WHAT THE EXERCISE ASKS
Go through the lines below. Copy those with "internacionais".

### STORED ROWS

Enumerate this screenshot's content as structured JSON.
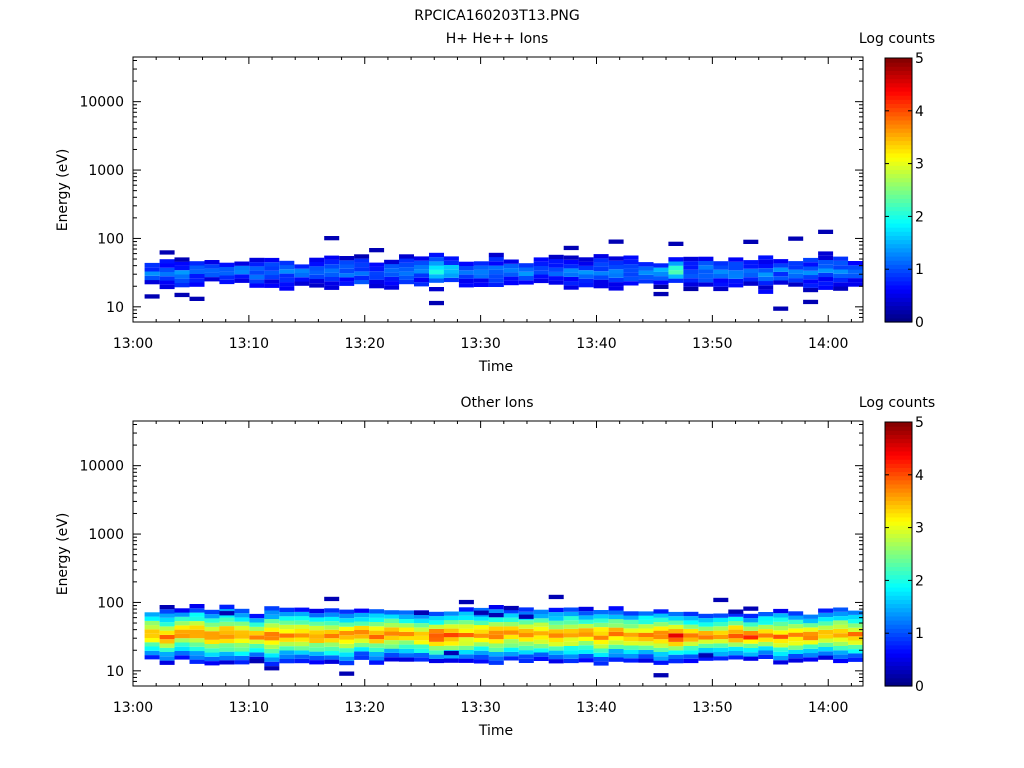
{
  "figure_title": "RPCICA160203T13.PNG",
  "chart_data": [
    {
      "type": "heatmap",
      "title": "H+ He++ Ions",
      "xlabel": "Time",
      "ylabel": "Energy (eV)",
      "x_range": [
        "13:00",
        "14:03"
      ],
      "x_ticks": [
        "13:00",
        "13:10",
        "13:20",
        "13:30",
        "13:40",
        "13:50",
        "14:00"
      ],
      "y_scale": "log",
      "ylim": [
        6,
        45000
      ],
      "y_ticks": [
        10,
        100,
        1000,
        10000
      ],
      "y_tick_labels": [
        "10",
        "100",
        "1000",
        "10000"
      ],
      "colorbar": {
        "label": "Log counts",
        "min": 0,
        "max": 5,
        "ticks": [
          "0",
          "1",
          "2",
          "3",
          "4",
          "5"
        ],
        "colormap": "jet"
      },
      "band": {
        "center_energy": 30,
        "peak_log_counts": 2.3,
        "typical_log_counts": 0.8
      },
      "features": [
        {
          "time": "13:26",
          "energy": 35,
          "log_counts": 2.0
        },
        {
          "time": "13:46",
          "energy": 35,
          "log_counts": 2.2
        },
        {
          "time": "13:46",
          "energy": 50,
          "log_counts": 2.0
        }
      ]
    },
    {
      "type": "heatmap",
      "title": "Other Ions",
      "xlabel": "Time",
      "ylabel": "Energy (eV)",
      "x_range": [
        "13:00",
        "14:03"
      ],
      "x_ticks": [
        "13:00",
        "13:10",
        "13:20",
        "13:30",
        "13:40",
        "13:50",
        "14:00"
      ],
      "y_scale": "log",
      "ylim": [
        6,
        45000
      ],
      "y_ticks": [
        10,
        100,
        1000,
        10000
      ],
      "y_tick_labels": [
        "10",
        "100",
        "1000",
        "10000"
      ],
      "colorbar": {
        "label": "Log counts",
        "min": 0,
        "max": 5,
        "ticks": [
          "0",
          "1",
          "2",
          "3",
          "4",
          "5"
        ],
        "colormap": "jet"
      },
      "band": {
        "center_energy": 31,
        "peak_log_counts": 4.0,
        "typical_log_counts": 3.3
      },
      "features": [
        {
          "time": "13:26",
          "energy": 33,
          "log_counts": 4.1
        },
        {
          "time": "13:46",
          "energy": 33,
          "log_counts": 4.0
        },
        {
          "time": "13:52",
          "energy": 30,
          "log_counts": 3.8
        }
      ]
    }
  ]
}
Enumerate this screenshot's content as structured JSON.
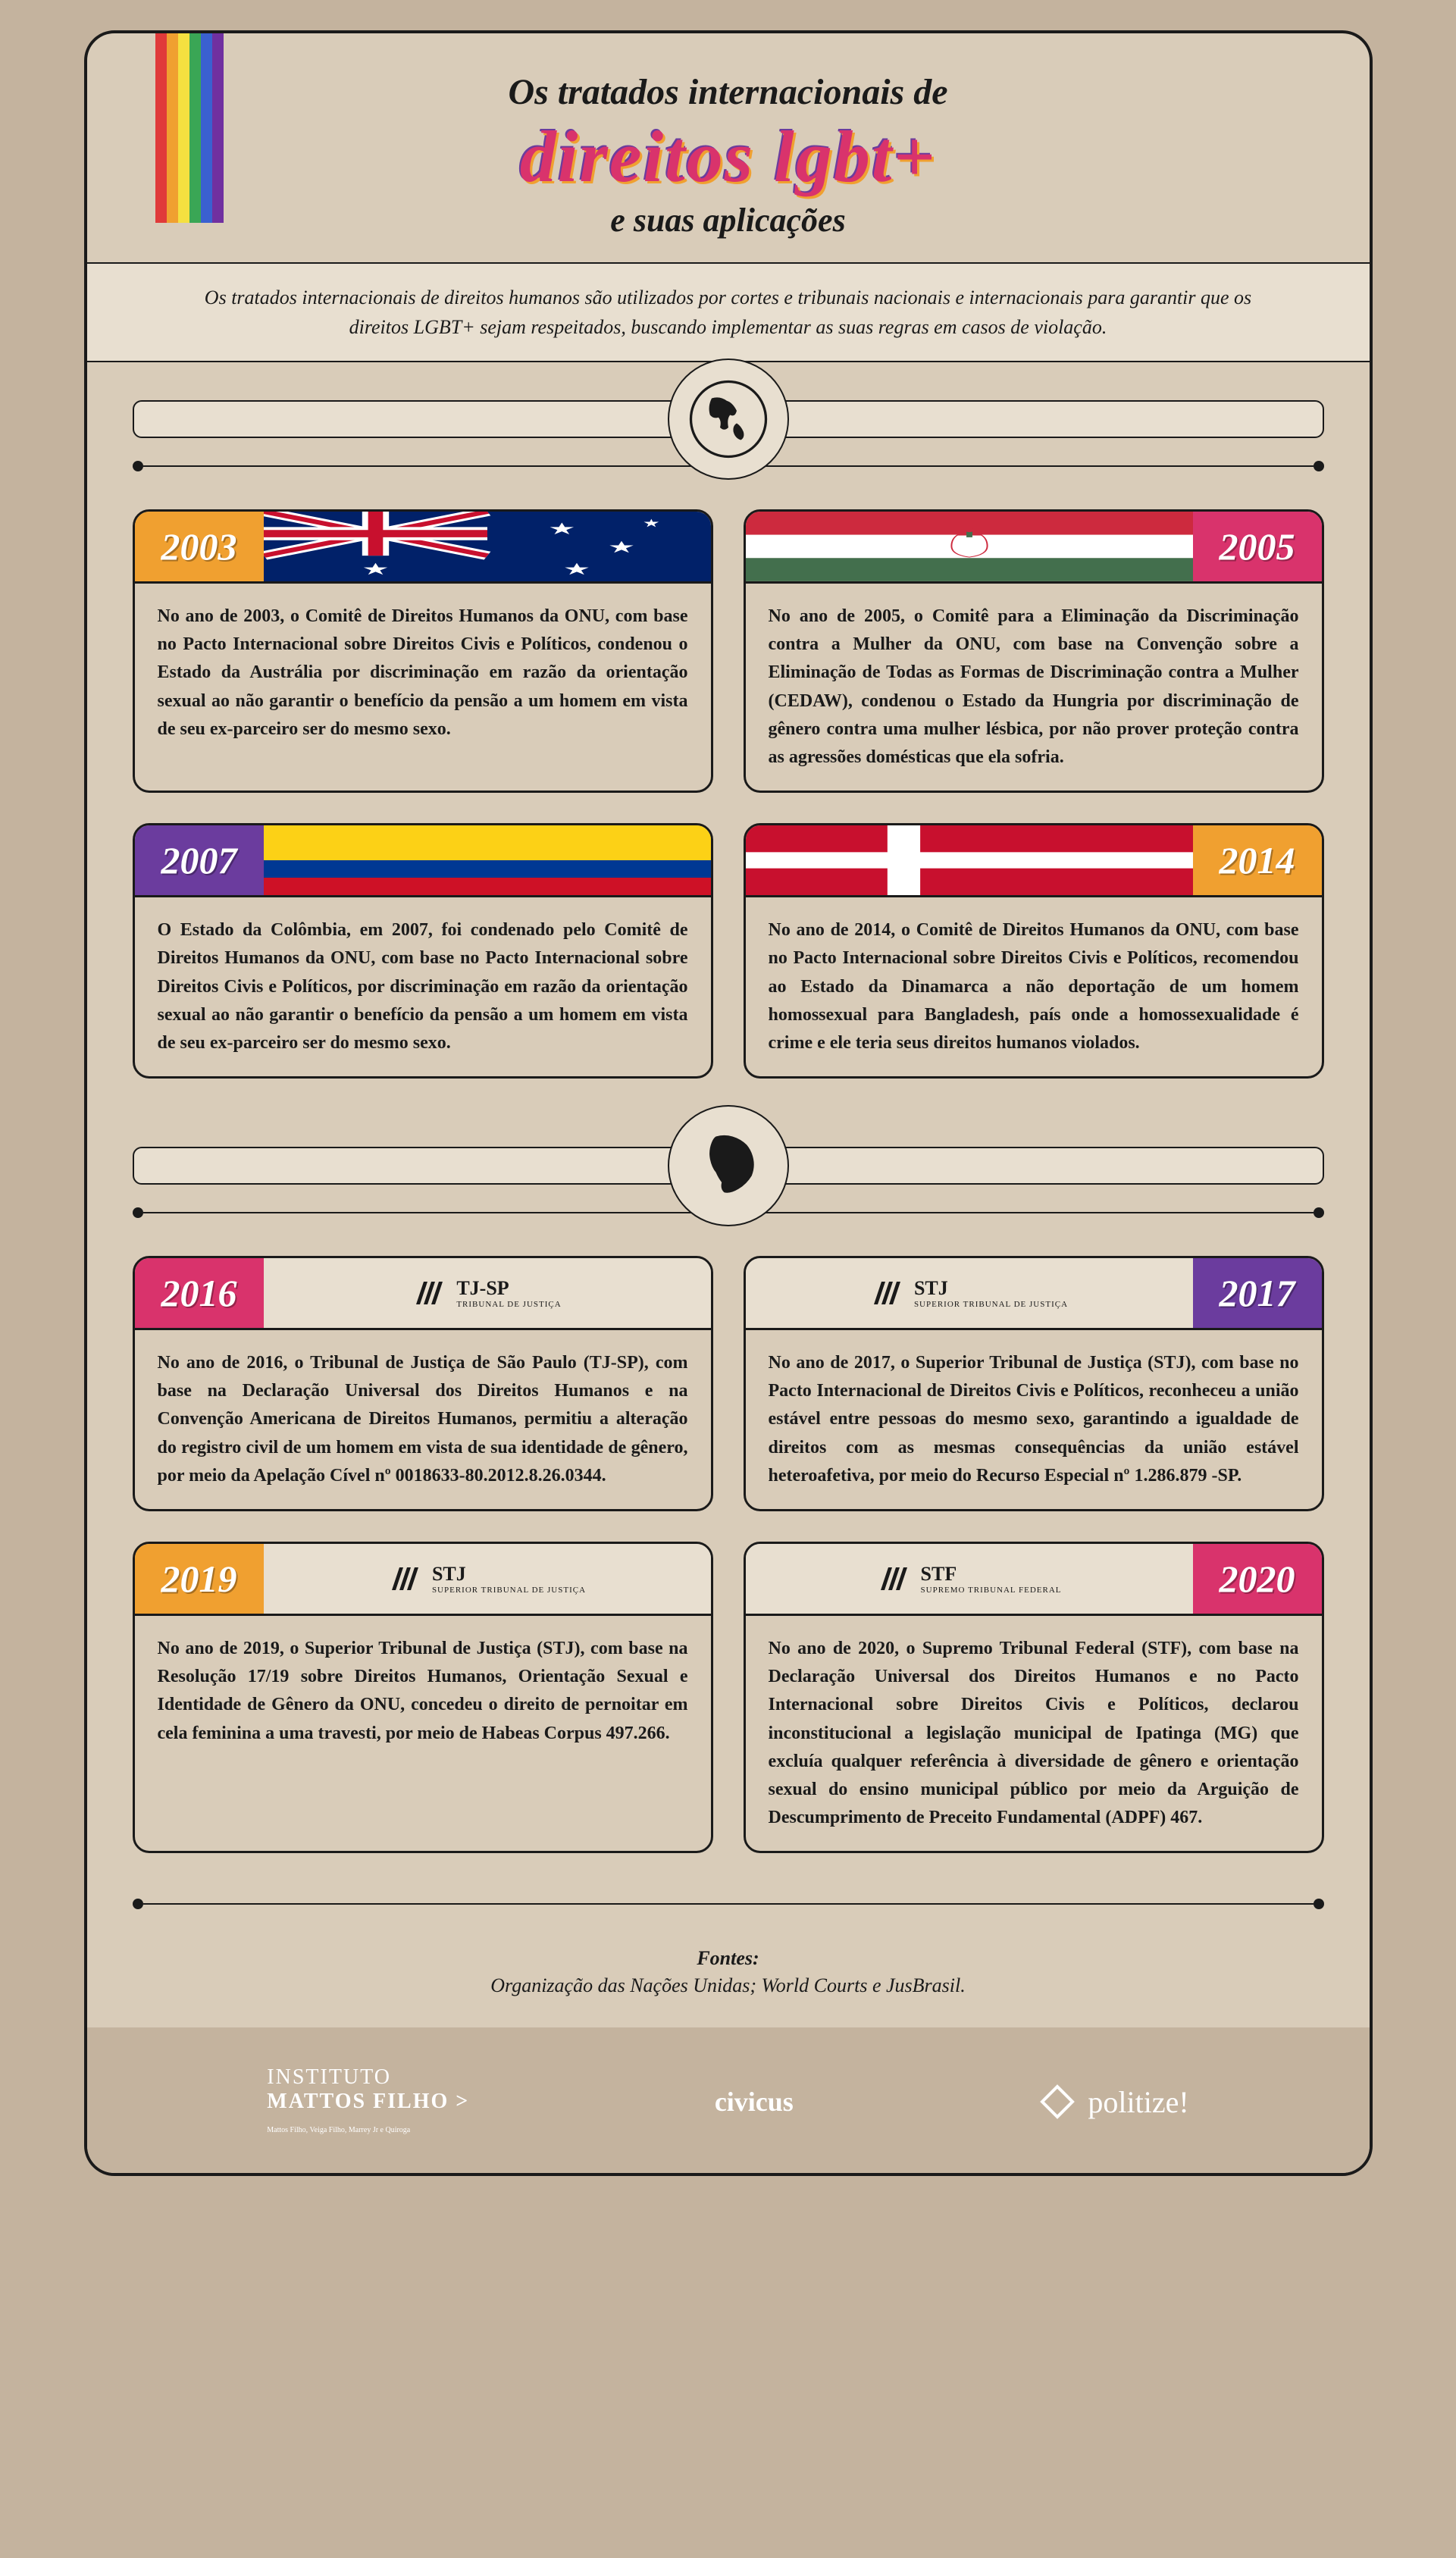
{
  "header": {
    "line1": "Os tratados internacionais de",
    "line2": "direitos lgbt+",
    "line3": "e suas aplicações",
    "intro": "Os tratados internacionais de direitos humanos são utilizados por cortes e tribunais nacionais e internacionais para garantir que os direitos LGBT+ sejam respeitados, buscando implementar as suas regras em casos de violação."
  },
  "rainbow": [
    "#e03a3a",
    "#f0a030",
    "#f5e040",
    "#3aa655",
    "#3a60d0",
    "#7030a0"
  ],
  "year_colors": {
    "orange": "#f0a030",
    "pink": "#d9336c",
    "purple": "#6b3c9e"
  },
  "world_cards": [
    {
      "year": "2003",
      "year_color": "#f0a030",
      "side": "left",
      "flag": "australia",
      "text": "No ano de 2003, o Comitê de Direitos Humanos da ONU, com base no Pacto Internacional sobre Direitos Civis e Políticos, condenou o Estado da Austrália por discriminação em razão da orientação sexual ao não garantir o benefício da pensão a um homem em vista de seu ex-parceiro ser do mesmo sexo."
    },
    {
      "year": "2005",
      "year_color": "#d9336c",
      "side": "right",
      "flag": "hungary",
      "text": "No ano de 2005, o Comitê para a Eliminação da Discriminação contra a Mulher da ONU, com base na Convenção sobre a Eliminação de Todas as Formas de Discriminação contra a Mulher (CEDAW), condenou o Estado da Hungria por discriminação de gênero contra uma mulher lésbica, por não prover proteção contra as agressões domésticas que ela sofria."
    },
    {
      "year": "2007",
      "year_color": "#6b3c9e",
      "side": "left",
      "flag": "colombia",
      "text": "O Estado da Colômbia, em 2007, foi condenado pelo Comitê de Direitos Humanos da ONU, com base no Pacto Internacional sobre Direitos Civis e Políticos, por discriminação em razão da orientação sexual ao não garantir o benefício da pensão a um homem em vista de seu ex-parceiro ser do mesmo sexo."
    },
    {
      "year": "2014",
      "year_color": "#f0a030",
      "side": "right",
      "flag": "denmark",
      "text": "No ano de 2014, o Comitê de Direitos Humanos da ONU, com base no Pacto Internacional sobre Direitos Civis e Políticos, recomendou ao Estado da Dinamarca a não deportação de um homem homossexual para Bangladesh, país onde a homossexualidade é crime e ele teria seus direitos humanos violados."
    }
  ],
  "brazil_cards": [
    {
      "year": "2016",
      "year_color": "#d9336c",
      "side": "left",
      "court": "TJ-SP",
      "court_sub": "TRIBUNAL DE JUSTIÇA",
      "text": "No ano de 2016, o Tribunal de Justiça de São Paulo (TJ-SP), com base na Declaração Universal dos Direitos Humanos e na Convenção Americana de Direitos Humanos, permitiu a alteração do registro civil de um homem em vista de sua identidade de gênero, por meio da Apelação Cível nº 0018633-80.2012.8.26.0344."
    },
    {
      "year": "2017",
      "year_color": "#6b3c9e",
      "side": "right",
      "court": "STJ",
      "court_sub": "SUPERIOR TRIBUNAL DE JUSTIÇA",
      "text": "No ano de 2017, o Superior Tribunal de Justiça (STJ), com base no Pacto Internacional de Direitos Civis e Políticos, reconheceu a união estável entre pessoas do mesmo sexo, garantindo a igualdade de direitos com as mesmas consequências da união estável heteroafetiva, por meio do Recurso Especial nº 1.286.879 -SP."
    },
    {
      "year": "2019",
      "year_color": "#f0a030",
      "side": "left",
      "court": "STJ",
      "court_sub": "SUPERIOR TRIBUNAL DE JUSTIÇA",
      "text": "No ano de 2019, o Superior Tribunal de Justiça (STJ), com base na Resolução 17/19 sobre Direitos Humanos, Orientação Sexual e Identidade de Gênero da ONU, concedeu o direito de pernoitar em cela feminina a uma travesti, por meio de Habeas Corpus 497.266."
    },
    {
      "year": "2020",
      "year_color": "#d9336c",
      "side": "right",
      "court": "STF",
      "court_sub": "SUPREMO TRIBUNAL FEDERAL",
      "text": "No ano de 2020, o Supremo Tribunal Federal (STF), com base na Declaração Universal dos Direitos Humanos e no Pacto Internacional sobre Direitos Civis e Políticos, declarou inconstitucional a legislação municipal de Ipatinga (MG) que excluía qualquer referência à diversidade de gênero e orientação sexual do ensino municipal público por meio da Arguição de Descumprimento de Preceito Fundamental (ADPF) 467."
    }
  ],
  "sources": {
    "title": "Fontes:",
    "text": "Organização das Nações Unidas; World Courts e JusBrasil."
  },
  "footer": {
    "logo1_line1": "INSTITUTO",
    "logo1_line2": "MATTOS FILHO >",
    "logo1_sub": "Mattos Filho, Veiga Filho, Marrey Jr e Quiroga",
    "logo2": "civicus",
    "logo3": "politize!"
  }
}
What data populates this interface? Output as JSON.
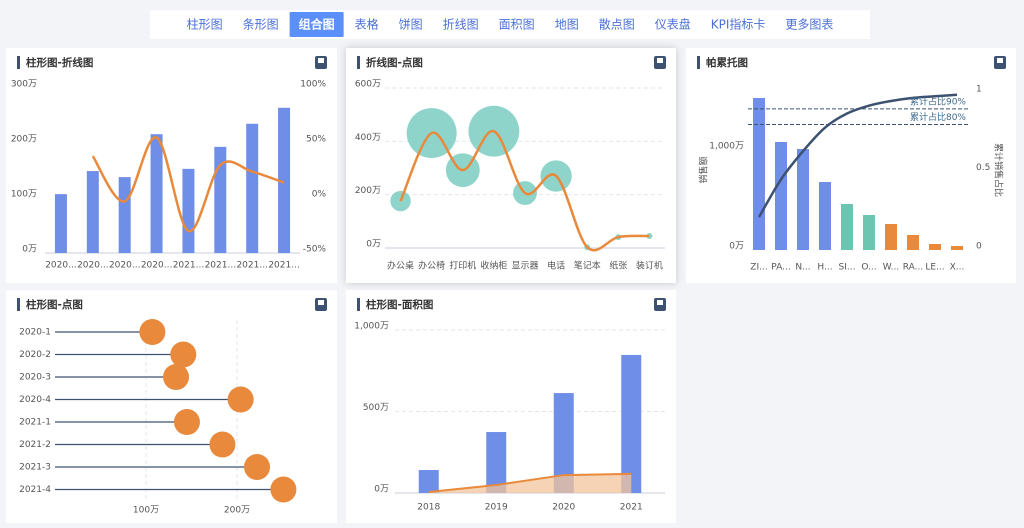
{
  "tabs": [
    {
      "label": "柱形图",
      "active": false
    },
    {
      "label": "条形图",
      "active": false
    },
    {
      "label": "组合图",
      "active": true
    },
    {
      "label": "表格",
      "active": false
    },
    {
      "label": "饼图",
      "active": false
    },
    {
      "label": "折线图",
      "active": false
    },
    {
      "label": "面积图",
      "active": false
    },
    {
      "label": "地图",
      "active": false
    },
    {
      "label": "散点图",
      "active": false
    },
    {
      "label": "仪表盘",
      "active": false
    },
    {
      "label": "KPI指标卡",
      "active": false
    },
    {
      "label": "更多图表",
      "active": false
    }
  ],
  "chart_data": [
    {
      "type": "bar_line",
      "title": "柱形图-折线图",
      "categories": [
        "2020...",
        "2020...",
        "2020...",
        "2020...",
        "2021...",
        "2021...",
        "2021...",
        "2021..."
      ],
      "series": [
        {
          "type": "bar",
          "color": "#6f8ee8",
          "values": [
            107,
            149,
            138,
            216,
            153,
            193,
            235,
            264
          ]
        },
        {
          "type": "line",
          "axis": "y2",
          "color": "#e8893b",
          "values": [
            null,
            38,
            -3,
            55,
            -30,
            30,
            24,
            14
          ]
        }
      ],
      "ylim": [
        0,
        300
      ],
      "yticks": [
        {
          "value": 0,
          "label": "0万"
        },
        {
          "value": 100,
          "label": "100万"
        },
        {
          "value": 200,
          "label": "200万"
        },
        {
          "value": 300,
          "label": "300万"
        }
      ],
      "y2lim": [
        -50,
        100
      ],
      "y2ticks": [
        {
          "value": -50,
          "label": "-50%"
        },
        {
          "value": 0,
          "label": "0%"
        },
        {
          "value": 50,
          "label": "50%"
        },
        {
          "value": 100,
          "label": "100%"
        }
      ],
      "grid": false
    },
    {
      "type": "bubble_line",
      "title": "折线图-点图",
      "categories": [
        "办公桌",
        "办公椅",
        "打印机",
        "收纳柜",
        "显示器",
        "电话",
        "笔记本",
        "纸张",
        "装订机"
      ],
      "values": [
        176,
        431,
        292,
        438,
        206,
        270,
        3,
        41,
        45
      ],
      "bubble_color": "#7bcdc1",
      "line_color": "#e8893b",
      "ylim": [
        0,
        600
      ],
      "yticks": [
        {
          "value": 0,
          "label": "0万"
        },
        {
          "value": 200,
          "label": "200万"
        },
        {
          "value": 400,
          "label": "400万"
        },
        {
          "value": 600,
          "label": "600万"
        }
      ],
      "grid": true
    },
    {
      "type": "pareto",
      "title": "帕累托图",
      "ylabel": "销售额",
      "y2label": "累计销售占比",
      "categories": [
        "ZI...",
        "PA...",
        "N...",
        "H...",
        "SI...",
        "O...",
        "W...",
        "RA...",
        "LE...",
        "X..."
      ],
      "series": [
        {
          "type": "bar",
          "values": [
            1520,
            1080,
            1010,
            680,
            460,
            350,
            260,
            150,
            60,
            40
          ],
          "colors": [
            "#6f8ee8",
            "#6f8ee8",
            "#6f8ee8",
            "#6f8ee8",
            "#6cc5b0",
            "#6cc5b0",
            "#e8893b",
            "#e8893b",
            "#e8893b",
            "#e8893b"
          ]
        },
        {
          "type": "line",
          "axis": "y2",
          "color": "#3d5170",
          "values": [
            0.21,
            0.45,
            0.63,
            0.78,
            0.87,
            0.92,
            0.95,
            0.97,
            0.98,
            0.99
          ]
        }
      ],
      "reference_lines": [
        {
          "value": 0.9,
          "label": "累计占比90%"
        },
        {
          "value": 0.8,
          "label": "累计占比80%"
        }
      ],
      "ylim": [
        0,
        1600
      ],
      "yticks": [
        {
          "value": 0,
          "label": "0万"
        },
        {
          "value": 1000,
          "label": "1,000万"
        }
      ],
      "y2lim": [
        0,
        1.02
      ],
      "y2ticks": [
        0,
        0.5,
        1
      ],
      "grid": false
    },
    {
      "type": "lollipop",
      "title": "柱形图-点图",
      "categories": [
        "2020-1",
        "2020-2",
        "2020-3",
        "2020-4",
        "2021-1",
        "2021-2",
        "2021-3",
        "2021-4"
      ],
      "values": [
        107,
        141,
        133,
        204,
        145,
        184,
        222,
        251
      ],
      "color": "#e8893b",
      "stem_color": "#3d5170",
      "xlim": [
        0,
        300
      ],
      "xticks": [
        {
          "value": 100,
          "label": "100万"
        },
        {
          "value": 200,
          "label": "200万"
        }
      ],
      "grid": true
    },
    {
      "type": "bar_area",
      "title": "柱形图-面积图",
      "categories": [
        "2018",
        "2019",
        "2020",
        "2021"
      ],
      "series": [
        {
          "type": "bar",
          "color": "#6f8ee8",
          "values": [
            141,
            374,
            613,
            847
          ]
        },
        {
          "type": "area",
          "color": "#e8893b",
          "fill": "#f3c49c",
          "values": [
            6,
            49,
            110,
            117
          ]
        }
      ],
      "ylim": [
        0,
        1000
      ],
      "yticks": [
        {
          "value": 0,
          "label": "0万"
        },
        {
          "value": 500,
          "label": "500万"
        },
        {
          "value": 1000,
          "label": "1,000万"
        }
      ],
      "grid": true
    }
  ]
}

######

TASK SOLUTION
    "line1": "Os tratados internacionais de",
    "intro": "Os tratados internacionais de direitos humanos são utilizados por cortes e tribunais nacionais e internacionais para garantir que os direitos LGBT+ sejam respeitados, buscando implementar as suas regras em casos de violação."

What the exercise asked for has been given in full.